_Complete the following_
a. Using the Taisiya Chenchik biography, answer each question below on its own line, marked (i), (ii), (iii):
(i) In which year did she win gold at the European championships?
(ii) To which city was her family evacuated in 1941?
(iii) In what field did she graduate in 1959?
b. Please carry on the Taisiya Chenchik biography from its final sentence.

Taisiya Filipivna Chenchik (; 30 January 1936 – 19 November 2013) was a Soviet high jumper. She competed at the 1960 and 1964 Olympics and finished fifth and third, respectively. At the European championships she won a gold medal in 1966 and a silver in 1958. Chenchik also won the high jump event at the 1963 Universiade, 1967 European Indoor Championships, USSR-USA dual meets (1958–59, 1962–63, 1965) and Soviet championships (1957–59 and 1962).

Chenchik was born in Ukraine in 1936. In 1941, when Germany invaded Ukraine during World War II, her family was evacuated to Chelyabinsk. There she took up athletics while studying at the Chelyabinsk Polytechnic Institute. In 1959 she graduated in electrical engineering, and then worked as a lecturer at the same institute (1959–62) and at the Moscow Power Engineering Institute (1963–91). In retirement she headed Moscow Veteran’s Athletics Federation and was a board member of the Moscow Athletics Federation.

_Available data_
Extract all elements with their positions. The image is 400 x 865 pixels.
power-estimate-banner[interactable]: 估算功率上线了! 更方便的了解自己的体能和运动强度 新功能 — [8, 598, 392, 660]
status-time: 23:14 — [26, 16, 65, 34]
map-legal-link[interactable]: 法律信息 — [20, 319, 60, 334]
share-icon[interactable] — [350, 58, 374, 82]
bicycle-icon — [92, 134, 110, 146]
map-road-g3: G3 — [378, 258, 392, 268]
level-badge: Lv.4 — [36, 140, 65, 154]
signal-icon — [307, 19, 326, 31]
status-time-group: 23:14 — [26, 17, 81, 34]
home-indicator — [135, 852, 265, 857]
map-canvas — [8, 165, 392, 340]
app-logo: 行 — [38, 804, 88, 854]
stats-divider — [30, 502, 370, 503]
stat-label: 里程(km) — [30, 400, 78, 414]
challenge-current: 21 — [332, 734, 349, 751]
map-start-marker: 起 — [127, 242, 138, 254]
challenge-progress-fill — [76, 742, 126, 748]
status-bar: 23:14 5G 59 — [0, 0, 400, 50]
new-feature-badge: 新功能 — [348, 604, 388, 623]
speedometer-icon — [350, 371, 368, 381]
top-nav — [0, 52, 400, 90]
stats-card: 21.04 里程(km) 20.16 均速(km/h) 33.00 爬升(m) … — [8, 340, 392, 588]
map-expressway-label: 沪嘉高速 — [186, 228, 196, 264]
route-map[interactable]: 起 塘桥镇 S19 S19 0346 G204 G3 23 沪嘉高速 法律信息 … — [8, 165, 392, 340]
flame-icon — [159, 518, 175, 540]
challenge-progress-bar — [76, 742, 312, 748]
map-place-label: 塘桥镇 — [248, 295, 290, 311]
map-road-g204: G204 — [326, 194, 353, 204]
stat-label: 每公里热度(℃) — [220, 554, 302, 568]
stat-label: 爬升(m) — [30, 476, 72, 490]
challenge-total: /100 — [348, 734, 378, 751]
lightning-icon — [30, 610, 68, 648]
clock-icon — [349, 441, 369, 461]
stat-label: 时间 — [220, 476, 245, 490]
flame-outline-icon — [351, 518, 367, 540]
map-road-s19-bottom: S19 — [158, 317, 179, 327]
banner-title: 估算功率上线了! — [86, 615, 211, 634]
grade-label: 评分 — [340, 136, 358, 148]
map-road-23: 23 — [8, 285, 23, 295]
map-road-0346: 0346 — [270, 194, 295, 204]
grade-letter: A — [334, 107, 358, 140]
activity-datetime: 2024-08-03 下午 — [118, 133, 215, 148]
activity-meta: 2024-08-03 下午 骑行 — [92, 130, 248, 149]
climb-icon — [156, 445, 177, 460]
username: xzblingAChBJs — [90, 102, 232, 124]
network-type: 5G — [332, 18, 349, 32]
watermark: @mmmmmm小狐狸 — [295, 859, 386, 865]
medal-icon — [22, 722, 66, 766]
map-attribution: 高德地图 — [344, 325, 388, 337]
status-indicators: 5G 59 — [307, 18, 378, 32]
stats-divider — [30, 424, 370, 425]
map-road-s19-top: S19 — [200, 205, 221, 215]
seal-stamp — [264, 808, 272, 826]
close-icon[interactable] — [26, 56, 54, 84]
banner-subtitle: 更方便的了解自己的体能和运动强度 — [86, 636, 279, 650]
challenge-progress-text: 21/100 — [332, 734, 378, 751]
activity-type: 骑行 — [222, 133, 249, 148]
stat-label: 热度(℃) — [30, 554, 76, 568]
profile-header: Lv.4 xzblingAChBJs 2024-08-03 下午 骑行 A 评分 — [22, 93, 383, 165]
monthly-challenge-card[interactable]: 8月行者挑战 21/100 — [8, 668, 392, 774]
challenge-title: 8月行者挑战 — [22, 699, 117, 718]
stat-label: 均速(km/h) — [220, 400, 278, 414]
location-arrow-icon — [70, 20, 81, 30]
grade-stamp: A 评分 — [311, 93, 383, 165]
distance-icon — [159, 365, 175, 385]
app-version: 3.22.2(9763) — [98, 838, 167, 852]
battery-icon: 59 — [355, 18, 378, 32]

_Per-task outputs_
a.
(i) 1966
(ii) Chelyabinsk
(iii) Electrical engineering

b.
References

1936 births
Soviet female high jumpers
Ukrainian female high jumpers
Olympic bronze medalists for the Soviet Union
Athletes (track and field) at the 1960 Summer Olympics
Athletes (track and field) at the 1964 Summer Olympics
Olympic athletes of the Soviet Union
Burevestnik (sports society) athletes
2013 deaths
European Athletics Championships medalists
Medalists at the 1964 Summer Olympics
Olympic bronze medalists in athletics (track and field)
Universiade medalists in athletics (track and field)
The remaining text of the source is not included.